#### Dataset
[Start]
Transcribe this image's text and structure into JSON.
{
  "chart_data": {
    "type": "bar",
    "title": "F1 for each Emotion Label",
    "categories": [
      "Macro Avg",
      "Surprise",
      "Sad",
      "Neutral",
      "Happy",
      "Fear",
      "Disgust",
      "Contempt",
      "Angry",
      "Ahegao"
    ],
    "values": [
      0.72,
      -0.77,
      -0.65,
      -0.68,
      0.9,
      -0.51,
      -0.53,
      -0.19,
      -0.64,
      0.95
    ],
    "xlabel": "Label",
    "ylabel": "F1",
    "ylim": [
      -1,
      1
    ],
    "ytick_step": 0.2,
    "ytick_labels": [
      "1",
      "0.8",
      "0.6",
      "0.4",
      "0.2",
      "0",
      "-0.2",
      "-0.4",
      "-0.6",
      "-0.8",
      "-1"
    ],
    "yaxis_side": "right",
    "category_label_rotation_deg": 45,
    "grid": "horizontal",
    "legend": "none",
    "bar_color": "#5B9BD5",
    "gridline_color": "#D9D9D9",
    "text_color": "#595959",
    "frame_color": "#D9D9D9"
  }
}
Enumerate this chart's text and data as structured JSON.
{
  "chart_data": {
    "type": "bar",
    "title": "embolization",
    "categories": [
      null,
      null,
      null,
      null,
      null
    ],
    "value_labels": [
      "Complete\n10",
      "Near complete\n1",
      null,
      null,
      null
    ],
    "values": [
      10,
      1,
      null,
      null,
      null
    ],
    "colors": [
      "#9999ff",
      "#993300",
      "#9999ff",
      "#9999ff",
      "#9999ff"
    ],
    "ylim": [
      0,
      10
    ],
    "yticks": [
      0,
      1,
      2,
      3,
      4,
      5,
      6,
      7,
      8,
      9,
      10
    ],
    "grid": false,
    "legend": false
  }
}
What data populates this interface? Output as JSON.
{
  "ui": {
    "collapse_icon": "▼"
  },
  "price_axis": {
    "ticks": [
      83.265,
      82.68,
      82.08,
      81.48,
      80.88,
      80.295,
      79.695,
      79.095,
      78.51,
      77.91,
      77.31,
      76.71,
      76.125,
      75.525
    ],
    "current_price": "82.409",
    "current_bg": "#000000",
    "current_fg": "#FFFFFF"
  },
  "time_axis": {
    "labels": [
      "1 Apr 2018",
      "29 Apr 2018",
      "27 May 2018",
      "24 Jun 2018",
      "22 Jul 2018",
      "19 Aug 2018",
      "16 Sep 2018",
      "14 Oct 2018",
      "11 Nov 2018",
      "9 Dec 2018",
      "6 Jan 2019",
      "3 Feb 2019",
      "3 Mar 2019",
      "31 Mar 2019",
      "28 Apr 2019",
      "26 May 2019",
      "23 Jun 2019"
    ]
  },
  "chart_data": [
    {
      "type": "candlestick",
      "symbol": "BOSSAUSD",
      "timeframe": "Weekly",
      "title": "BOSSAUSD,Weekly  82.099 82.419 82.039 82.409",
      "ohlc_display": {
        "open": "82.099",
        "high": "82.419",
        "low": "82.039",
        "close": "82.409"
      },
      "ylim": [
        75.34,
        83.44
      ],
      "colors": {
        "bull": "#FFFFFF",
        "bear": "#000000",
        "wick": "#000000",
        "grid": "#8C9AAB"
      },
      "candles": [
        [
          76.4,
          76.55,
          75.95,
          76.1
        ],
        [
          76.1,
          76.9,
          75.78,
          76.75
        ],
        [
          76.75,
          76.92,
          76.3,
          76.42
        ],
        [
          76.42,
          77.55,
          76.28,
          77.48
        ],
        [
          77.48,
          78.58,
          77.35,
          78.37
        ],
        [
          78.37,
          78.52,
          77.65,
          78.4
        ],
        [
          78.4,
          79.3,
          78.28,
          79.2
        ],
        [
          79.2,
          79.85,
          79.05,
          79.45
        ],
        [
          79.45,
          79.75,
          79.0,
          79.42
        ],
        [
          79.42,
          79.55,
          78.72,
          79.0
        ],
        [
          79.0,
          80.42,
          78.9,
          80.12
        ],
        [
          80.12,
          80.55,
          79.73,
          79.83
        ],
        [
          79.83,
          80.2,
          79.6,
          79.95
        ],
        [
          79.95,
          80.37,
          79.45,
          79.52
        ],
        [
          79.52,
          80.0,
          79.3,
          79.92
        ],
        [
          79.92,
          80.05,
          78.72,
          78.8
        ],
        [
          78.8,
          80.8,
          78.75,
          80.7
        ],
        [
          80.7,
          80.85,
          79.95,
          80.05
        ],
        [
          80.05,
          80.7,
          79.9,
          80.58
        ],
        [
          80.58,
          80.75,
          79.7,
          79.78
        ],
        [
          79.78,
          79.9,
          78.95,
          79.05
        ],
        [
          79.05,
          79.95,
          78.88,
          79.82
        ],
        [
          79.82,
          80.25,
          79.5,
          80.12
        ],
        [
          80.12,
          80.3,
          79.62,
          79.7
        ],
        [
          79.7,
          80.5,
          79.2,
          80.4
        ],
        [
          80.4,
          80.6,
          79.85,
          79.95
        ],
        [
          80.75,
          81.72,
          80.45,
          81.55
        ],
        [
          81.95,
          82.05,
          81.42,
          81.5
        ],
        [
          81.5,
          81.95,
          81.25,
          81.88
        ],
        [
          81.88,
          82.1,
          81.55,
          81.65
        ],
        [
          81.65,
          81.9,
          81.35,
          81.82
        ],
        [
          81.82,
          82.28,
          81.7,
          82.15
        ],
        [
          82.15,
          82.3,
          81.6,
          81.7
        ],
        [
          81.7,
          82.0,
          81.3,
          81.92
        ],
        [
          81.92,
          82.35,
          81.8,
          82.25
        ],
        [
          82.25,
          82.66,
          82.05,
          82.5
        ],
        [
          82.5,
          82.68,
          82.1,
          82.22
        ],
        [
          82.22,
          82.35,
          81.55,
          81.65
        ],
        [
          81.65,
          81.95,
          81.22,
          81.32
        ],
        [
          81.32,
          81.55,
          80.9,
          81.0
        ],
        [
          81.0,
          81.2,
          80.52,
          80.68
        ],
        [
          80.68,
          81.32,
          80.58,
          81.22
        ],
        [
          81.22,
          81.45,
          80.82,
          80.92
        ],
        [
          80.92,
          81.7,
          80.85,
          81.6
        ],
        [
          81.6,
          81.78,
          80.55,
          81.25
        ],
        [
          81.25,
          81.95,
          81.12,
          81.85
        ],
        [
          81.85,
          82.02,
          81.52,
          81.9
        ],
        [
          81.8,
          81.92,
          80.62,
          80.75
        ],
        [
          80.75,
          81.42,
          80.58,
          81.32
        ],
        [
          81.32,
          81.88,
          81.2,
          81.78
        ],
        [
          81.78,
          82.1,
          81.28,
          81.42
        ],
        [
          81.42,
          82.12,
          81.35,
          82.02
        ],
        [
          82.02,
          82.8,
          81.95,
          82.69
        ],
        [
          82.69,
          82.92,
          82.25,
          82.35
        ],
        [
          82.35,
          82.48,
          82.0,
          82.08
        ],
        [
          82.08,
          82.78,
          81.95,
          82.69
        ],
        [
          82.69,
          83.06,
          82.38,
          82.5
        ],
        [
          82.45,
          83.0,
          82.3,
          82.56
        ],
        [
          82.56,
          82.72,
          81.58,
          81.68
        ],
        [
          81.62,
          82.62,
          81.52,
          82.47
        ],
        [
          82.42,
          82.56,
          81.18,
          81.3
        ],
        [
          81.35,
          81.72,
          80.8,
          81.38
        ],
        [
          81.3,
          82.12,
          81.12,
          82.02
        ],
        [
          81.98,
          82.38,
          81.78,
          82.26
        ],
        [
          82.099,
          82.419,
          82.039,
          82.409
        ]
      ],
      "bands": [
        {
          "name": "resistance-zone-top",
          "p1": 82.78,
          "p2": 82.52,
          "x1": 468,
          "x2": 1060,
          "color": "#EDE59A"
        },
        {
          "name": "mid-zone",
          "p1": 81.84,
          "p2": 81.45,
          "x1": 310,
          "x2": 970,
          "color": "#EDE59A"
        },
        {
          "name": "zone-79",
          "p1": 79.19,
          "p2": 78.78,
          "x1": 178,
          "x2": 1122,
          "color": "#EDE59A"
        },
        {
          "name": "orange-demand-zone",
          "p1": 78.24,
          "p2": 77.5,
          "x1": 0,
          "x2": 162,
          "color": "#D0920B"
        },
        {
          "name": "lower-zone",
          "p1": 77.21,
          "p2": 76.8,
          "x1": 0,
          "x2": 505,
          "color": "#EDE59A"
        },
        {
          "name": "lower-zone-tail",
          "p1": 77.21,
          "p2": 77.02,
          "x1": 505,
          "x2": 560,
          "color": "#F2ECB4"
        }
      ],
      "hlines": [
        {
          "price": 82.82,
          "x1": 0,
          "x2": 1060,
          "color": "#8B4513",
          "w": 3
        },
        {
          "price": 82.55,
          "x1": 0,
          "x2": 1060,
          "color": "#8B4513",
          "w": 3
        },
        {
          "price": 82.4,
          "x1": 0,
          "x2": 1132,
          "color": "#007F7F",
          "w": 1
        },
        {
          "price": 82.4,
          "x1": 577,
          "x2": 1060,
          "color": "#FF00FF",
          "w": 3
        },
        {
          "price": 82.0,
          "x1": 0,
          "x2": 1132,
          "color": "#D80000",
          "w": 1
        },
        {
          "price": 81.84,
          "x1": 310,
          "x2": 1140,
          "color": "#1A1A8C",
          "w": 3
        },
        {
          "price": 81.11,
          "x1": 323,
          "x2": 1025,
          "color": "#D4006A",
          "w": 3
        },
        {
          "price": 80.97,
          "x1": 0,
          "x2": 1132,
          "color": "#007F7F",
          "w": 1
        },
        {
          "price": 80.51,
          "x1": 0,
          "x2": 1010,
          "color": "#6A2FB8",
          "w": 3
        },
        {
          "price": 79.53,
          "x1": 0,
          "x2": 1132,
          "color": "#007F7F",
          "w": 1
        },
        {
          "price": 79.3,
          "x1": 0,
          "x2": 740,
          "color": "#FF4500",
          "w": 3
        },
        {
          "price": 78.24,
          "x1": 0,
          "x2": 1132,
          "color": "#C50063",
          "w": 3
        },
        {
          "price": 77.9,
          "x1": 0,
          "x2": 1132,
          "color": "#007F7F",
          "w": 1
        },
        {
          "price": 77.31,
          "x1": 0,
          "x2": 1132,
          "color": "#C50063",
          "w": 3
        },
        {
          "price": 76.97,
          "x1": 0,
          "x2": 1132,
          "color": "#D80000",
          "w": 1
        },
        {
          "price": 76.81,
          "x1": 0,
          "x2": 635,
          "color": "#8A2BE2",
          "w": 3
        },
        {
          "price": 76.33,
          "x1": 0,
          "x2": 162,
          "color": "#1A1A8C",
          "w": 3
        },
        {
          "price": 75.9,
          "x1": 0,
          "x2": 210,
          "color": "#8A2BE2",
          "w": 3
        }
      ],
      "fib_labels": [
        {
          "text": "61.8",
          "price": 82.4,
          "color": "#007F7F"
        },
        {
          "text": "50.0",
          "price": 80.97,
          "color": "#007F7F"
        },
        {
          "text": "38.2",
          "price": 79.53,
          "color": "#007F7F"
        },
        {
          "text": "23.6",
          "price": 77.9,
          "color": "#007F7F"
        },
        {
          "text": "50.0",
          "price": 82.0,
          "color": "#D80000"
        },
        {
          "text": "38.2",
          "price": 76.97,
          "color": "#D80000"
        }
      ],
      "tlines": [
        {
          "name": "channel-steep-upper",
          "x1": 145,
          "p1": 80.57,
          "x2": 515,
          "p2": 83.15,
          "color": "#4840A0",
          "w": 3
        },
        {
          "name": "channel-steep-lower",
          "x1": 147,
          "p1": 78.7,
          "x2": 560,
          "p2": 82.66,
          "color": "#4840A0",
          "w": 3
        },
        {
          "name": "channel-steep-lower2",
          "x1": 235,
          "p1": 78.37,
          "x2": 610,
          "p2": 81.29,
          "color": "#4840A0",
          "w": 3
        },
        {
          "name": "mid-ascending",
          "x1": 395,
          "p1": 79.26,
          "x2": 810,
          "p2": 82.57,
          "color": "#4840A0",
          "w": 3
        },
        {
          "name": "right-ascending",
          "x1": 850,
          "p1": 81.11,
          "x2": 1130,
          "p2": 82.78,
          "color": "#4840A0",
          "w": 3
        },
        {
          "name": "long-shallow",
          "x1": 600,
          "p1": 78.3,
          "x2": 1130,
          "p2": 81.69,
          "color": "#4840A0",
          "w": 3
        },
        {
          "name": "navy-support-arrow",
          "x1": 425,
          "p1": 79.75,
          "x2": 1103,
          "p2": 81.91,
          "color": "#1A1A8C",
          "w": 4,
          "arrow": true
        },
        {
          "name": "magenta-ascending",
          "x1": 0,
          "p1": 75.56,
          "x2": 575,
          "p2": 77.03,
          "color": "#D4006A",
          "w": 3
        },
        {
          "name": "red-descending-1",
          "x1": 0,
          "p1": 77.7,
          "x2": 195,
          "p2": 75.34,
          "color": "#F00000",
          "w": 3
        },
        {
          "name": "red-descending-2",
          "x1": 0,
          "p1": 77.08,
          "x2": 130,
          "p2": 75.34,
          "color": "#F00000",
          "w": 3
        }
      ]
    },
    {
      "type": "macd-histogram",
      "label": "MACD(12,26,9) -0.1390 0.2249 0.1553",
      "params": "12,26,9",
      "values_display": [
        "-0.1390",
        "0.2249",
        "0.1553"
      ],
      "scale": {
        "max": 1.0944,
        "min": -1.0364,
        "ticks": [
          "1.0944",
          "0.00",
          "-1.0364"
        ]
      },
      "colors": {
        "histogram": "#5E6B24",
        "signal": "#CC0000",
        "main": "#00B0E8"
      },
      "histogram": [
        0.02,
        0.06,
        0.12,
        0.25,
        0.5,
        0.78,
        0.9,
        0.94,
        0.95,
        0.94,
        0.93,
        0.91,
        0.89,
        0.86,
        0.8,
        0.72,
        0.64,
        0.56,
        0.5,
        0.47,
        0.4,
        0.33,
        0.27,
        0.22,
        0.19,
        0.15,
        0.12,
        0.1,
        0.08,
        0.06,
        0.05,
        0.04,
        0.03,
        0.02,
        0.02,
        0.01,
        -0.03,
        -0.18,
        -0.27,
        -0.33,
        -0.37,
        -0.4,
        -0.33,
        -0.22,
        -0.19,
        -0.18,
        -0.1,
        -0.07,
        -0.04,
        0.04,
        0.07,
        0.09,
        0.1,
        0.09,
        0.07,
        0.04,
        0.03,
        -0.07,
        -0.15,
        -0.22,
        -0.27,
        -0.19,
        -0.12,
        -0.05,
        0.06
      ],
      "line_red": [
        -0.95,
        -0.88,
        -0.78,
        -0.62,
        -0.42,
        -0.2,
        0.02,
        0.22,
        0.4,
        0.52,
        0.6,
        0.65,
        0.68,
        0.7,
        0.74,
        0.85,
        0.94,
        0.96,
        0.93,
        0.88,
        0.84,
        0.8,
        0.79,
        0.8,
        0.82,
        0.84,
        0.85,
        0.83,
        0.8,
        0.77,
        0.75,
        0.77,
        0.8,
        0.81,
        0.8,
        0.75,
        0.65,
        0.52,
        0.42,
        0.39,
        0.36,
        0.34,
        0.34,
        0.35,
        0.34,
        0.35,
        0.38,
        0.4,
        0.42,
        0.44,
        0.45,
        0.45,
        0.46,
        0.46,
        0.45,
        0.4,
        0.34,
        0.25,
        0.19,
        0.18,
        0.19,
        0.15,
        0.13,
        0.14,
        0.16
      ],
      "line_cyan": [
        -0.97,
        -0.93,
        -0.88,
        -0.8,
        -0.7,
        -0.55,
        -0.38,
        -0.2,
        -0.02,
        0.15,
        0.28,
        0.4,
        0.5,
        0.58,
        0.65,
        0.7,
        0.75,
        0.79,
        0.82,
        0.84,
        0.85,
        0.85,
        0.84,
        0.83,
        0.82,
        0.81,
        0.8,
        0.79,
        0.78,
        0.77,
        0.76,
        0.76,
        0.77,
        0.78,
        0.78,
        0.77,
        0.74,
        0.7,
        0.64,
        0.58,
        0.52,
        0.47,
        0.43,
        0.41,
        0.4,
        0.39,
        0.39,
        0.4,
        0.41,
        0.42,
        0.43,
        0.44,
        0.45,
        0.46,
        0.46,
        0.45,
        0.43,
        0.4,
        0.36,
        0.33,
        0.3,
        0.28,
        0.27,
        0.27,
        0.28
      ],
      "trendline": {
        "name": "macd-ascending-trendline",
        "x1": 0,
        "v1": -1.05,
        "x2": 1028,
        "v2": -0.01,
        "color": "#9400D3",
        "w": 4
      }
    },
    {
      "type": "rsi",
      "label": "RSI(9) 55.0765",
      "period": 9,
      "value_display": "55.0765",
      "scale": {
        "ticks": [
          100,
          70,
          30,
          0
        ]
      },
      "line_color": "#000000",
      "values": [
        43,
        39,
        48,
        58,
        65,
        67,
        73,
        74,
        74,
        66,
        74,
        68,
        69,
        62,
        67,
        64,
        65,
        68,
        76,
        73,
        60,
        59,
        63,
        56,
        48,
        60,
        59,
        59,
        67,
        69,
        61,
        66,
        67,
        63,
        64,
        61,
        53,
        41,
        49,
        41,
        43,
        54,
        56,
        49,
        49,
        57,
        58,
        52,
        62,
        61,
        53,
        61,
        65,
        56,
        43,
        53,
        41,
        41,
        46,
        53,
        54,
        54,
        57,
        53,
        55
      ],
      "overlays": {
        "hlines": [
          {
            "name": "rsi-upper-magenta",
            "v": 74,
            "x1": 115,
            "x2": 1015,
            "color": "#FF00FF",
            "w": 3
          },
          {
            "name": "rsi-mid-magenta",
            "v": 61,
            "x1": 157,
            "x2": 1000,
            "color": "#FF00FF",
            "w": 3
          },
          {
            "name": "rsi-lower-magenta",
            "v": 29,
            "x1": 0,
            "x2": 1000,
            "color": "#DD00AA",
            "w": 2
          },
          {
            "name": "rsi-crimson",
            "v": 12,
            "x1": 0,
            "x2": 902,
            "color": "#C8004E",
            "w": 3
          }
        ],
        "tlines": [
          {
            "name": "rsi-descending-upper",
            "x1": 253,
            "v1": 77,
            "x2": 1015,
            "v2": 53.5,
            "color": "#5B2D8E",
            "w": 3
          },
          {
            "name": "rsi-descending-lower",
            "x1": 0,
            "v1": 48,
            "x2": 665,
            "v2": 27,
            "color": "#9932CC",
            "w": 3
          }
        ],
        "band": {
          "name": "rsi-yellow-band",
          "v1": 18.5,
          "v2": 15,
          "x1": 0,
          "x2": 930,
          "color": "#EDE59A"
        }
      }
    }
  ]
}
[End]
#### Written instruction
Pull every line containing "magenta" from the data.

#### Full answer
          "name": "magenta-ascending",
            "name": "rsi-upper-magenta",
            "name": "rsi-mid-magenta",
            "name": "rsi-lower-magenta",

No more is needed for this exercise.